GIVEN INSTRUCTION
Locate the word "Çevresi" in the material, then show every line that holds it.

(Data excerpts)
>> START

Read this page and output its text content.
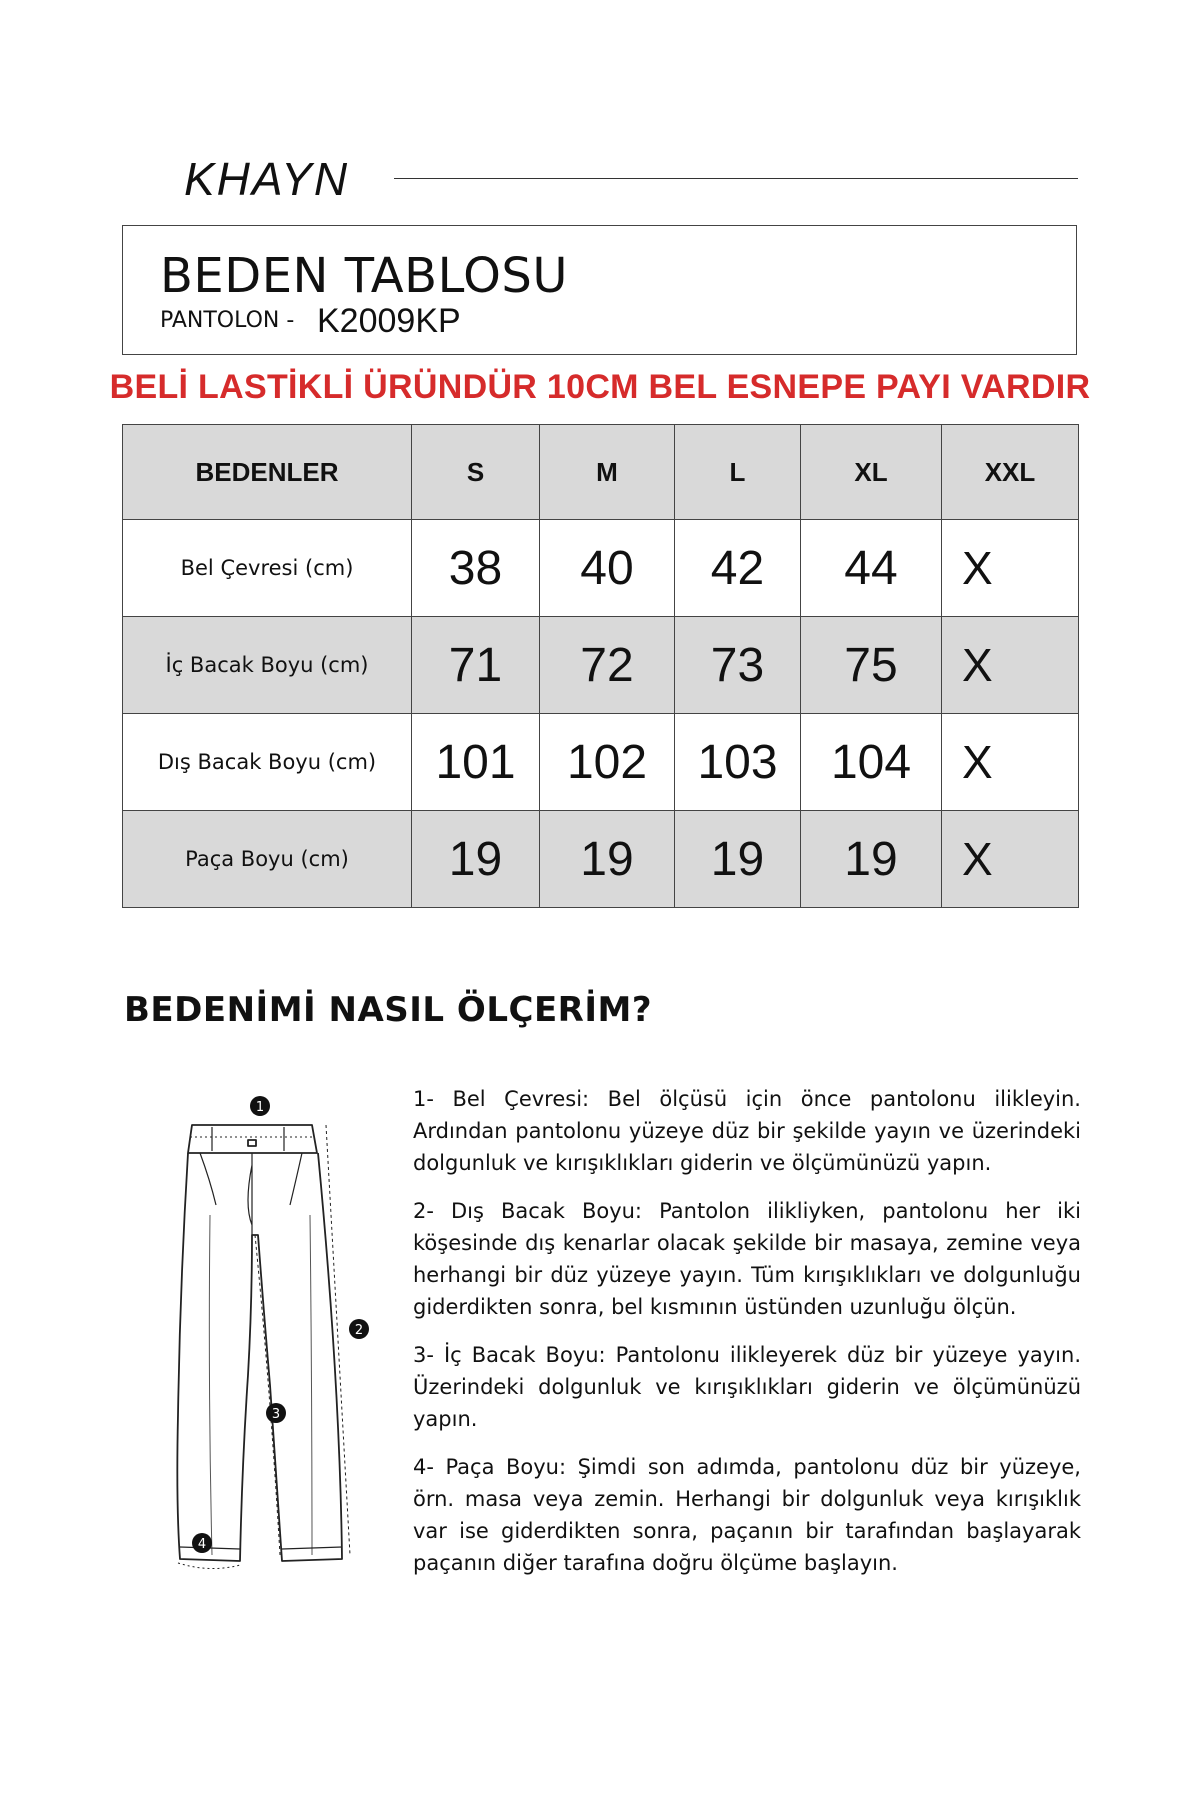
KHAYN
BEDEN TABLOSU
PANTOLON - K2009KP
BELİ LASTİKLİ ÜRÜNDÜR 10CM BEL ESNEPE PAYI VARDIR
BEDENLER	S	M	L	XL	XXL
Bel Çevresi (cm)	38	40	42	44	X
İç Bacak Boyu (cm)	71	72	73	75	X
Dış Bacak Boyu (cm)	101	102	103	104	X
Paça Boyu (cm)	19	19	19	19	X
BEDENİMİ NASIL ÖLÇERİM?
1
2
3
4

1- Bel Çevresi: Bel ölçüsü için önce pantolonu ilikleyin. Ardından pantolonu yüzeye düz bir şekilde yayın ve üzerindeki dolgunluk ve kırışıklıkları giderin ve ölçümünüzü yapın.

2- Dış Bacak Boyu: Pantolon ilikliyken, pantolonu her iki köşesinde dış kenarlar olacak şekilde bir masaya, zemine veya herhangi bir düz yüzeye yayın. Tüm kırışıklıkları ve dolgunluğu giderdikten sonra, bel kısmının üstünden uzunluğu ölçün.

3- İç Bacak Boyu: Pantolonu ilikleyerek düz bir yüzeye yayın. Üzerindeki dolgunluk ve kırışıklıkları giderin ve ölçümünüzü yapın.

4- Paça Boyu: Şimdi son adımda, pantolonu düz bir yüzeye, örn. masa veya zemin. Herhangi bir dolgunluk veya kırışıklık var ise giderdikten sonra, paçanın bir tarafından başlayarak paçanın diğer tarafına doğru ölçüme başlayın.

>> END

EXPECTED ANSWER
Bel Çevresi (cm)	38	40	42	44	X
1- Bel Çevresi: Bel ölçüsü için önce pantolonu ilikleyin. Ardından pantolonu yüzeye düz bir şekilde yayın ve üzerindeki dolgunluk ve kırışıklıkları giderin ve ölçümünüzü yapın.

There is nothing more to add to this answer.